## INFORMATION PROVIDED

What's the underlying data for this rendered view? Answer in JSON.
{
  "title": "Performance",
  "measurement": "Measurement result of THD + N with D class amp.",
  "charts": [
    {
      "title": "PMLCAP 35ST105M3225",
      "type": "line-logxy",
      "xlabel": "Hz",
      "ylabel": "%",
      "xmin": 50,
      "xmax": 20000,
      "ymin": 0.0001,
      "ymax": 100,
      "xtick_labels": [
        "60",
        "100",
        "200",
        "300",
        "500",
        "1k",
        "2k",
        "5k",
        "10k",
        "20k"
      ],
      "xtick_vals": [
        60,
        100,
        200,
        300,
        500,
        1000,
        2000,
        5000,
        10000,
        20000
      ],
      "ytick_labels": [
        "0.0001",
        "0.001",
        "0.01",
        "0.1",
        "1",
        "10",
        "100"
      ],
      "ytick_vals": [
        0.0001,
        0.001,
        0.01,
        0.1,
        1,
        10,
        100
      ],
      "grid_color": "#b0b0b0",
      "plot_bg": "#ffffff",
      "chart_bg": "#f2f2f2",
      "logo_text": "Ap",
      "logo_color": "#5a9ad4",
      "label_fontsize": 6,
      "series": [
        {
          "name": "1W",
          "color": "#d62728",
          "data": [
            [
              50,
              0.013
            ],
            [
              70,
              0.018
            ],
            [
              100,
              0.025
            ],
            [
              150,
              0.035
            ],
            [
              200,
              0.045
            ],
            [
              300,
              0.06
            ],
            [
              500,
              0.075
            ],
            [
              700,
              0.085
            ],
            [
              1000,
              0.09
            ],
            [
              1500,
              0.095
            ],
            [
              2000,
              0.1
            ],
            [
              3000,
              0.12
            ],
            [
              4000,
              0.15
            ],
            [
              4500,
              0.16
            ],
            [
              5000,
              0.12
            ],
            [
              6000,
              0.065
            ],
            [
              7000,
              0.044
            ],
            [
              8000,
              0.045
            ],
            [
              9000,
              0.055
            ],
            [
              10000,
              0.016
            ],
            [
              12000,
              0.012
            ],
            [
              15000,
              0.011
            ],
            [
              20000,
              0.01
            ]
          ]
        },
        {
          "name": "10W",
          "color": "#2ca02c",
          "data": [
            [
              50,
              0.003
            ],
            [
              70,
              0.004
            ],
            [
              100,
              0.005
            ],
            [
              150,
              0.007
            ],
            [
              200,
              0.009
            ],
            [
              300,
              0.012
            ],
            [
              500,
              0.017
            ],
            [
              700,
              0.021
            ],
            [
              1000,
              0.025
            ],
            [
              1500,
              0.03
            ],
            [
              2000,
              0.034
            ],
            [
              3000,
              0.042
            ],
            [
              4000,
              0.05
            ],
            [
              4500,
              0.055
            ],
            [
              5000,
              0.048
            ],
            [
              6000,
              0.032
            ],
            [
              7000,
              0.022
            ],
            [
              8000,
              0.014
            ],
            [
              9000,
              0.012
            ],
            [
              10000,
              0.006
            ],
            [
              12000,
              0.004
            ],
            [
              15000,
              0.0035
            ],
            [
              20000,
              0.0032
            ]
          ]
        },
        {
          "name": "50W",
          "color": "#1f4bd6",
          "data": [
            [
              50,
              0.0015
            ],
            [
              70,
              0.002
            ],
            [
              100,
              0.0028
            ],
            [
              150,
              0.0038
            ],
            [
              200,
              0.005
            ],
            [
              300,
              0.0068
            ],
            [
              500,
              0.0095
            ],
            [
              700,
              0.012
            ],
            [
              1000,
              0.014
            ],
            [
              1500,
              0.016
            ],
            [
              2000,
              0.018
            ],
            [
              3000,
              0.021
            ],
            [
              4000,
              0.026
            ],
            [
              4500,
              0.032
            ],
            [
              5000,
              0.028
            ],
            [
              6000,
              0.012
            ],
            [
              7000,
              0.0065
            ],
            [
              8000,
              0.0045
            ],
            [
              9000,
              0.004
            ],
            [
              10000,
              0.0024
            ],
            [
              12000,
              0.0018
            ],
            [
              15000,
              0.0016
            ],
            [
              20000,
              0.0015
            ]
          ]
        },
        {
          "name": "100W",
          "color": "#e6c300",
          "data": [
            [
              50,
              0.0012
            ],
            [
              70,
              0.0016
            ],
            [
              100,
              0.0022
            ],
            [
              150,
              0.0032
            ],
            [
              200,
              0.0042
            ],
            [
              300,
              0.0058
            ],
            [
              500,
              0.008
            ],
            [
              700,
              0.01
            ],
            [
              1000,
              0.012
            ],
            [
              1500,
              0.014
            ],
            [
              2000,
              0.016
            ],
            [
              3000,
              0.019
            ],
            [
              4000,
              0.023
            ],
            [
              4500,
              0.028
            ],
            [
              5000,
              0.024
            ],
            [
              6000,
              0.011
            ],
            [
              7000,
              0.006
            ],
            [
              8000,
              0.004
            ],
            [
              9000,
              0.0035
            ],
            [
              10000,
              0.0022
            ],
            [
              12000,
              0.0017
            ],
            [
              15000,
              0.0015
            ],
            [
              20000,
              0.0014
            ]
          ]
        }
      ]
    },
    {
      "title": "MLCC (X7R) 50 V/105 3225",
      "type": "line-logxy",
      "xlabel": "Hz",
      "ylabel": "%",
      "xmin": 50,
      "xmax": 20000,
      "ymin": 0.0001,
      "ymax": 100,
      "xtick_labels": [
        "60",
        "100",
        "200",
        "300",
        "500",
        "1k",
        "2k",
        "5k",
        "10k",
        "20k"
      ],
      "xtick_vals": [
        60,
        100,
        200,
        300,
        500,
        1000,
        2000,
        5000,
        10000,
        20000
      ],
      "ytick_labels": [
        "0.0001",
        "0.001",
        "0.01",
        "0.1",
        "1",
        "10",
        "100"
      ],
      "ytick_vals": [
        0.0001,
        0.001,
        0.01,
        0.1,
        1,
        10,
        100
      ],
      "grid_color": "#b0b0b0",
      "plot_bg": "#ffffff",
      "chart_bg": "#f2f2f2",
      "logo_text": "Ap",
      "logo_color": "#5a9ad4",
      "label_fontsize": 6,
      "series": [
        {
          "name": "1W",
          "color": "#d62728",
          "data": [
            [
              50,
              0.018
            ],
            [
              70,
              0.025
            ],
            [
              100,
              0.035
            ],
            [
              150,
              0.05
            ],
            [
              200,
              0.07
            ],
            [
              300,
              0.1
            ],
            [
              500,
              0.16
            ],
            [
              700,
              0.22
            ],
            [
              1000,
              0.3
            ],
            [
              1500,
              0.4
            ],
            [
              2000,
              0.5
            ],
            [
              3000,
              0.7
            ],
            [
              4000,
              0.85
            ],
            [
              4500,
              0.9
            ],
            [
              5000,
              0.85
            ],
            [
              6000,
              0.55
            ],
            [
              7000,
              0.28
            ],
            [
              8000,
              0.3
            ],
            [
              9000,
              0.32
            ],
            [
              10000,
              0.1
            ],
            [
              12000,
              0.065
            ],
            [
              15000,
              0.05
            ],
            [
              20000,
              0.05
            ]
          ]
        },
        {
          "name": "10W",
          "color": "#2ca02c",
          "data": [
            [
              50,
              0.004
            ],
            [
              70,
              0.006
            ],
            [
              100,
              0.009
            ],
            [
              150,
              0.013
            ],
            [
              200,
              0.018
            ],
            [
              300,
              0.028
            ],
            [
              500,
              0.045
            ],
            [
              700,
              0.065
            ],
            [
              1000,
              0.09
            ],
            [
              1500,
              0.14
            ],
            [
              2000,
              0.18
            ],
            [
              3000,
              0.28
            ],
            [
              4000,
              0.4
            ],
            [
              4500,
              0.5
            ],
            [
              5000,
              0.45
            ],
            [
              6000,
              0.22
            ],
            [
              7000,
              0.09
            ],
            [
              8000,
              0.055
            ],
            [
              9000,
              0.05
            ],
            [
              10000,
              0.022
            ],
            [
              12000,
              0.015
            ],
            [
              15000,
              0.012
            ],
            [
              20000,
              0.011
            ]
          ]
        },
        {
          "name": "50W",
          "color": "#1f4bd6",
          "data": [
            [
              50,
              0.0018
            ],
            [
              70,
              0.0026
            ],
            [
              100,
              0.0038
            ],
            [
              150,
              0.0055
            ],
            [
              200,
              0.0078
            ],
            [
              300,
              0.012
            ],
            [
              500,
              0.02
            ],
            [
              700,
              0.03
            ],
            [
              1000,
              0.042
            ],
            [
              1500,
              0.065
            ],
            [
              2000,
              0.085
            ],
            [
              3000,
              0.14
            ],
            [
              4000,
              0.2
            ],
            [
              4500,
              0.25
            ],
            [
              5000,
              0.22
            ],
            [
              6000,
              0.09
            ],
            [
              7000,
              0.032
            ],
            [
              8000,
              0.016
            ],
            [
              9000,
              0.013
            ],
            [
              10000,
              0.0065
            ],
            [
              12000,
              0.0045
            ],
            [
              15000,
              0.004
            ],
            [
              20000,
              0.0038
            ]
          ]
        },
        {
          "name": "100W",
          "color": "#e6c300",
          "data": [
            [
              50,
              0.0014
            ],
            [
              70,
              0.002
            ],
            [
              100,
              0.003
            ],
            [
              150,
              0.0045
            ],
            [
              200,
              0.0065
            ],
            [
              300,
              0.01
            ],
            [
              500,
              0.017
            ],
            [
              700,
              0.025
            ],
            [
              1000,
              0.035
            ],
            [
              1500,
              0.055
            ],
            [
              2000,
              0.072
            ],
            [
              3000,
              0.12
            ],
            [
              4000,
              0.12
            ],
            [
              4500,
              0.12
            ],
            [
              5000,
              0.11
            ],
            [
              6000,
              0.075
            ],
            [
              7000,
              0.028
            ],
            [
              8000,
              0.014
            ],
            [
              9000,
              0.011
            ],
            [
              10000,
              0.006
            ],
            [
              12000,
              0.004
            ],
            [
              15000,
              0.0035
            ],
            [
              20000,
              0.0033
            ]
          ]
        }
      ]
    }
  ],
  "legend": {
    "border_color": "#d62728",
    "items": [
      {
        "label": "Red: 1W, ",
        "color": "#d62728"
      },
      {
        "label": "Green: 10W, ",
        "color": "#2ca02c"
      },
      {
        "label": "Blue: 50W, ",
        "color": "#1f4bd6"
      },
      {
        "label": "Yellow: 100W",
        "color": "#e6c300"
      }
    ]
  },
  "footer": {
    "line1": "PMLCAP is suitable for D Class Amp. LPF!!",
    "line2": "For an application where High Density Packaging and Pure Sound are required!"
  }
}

## WORK TO COMPLETE
Only the number is needed here: how many lines of the records contain "PMLCAP"?

## REPLY TO THE EXERCISE
2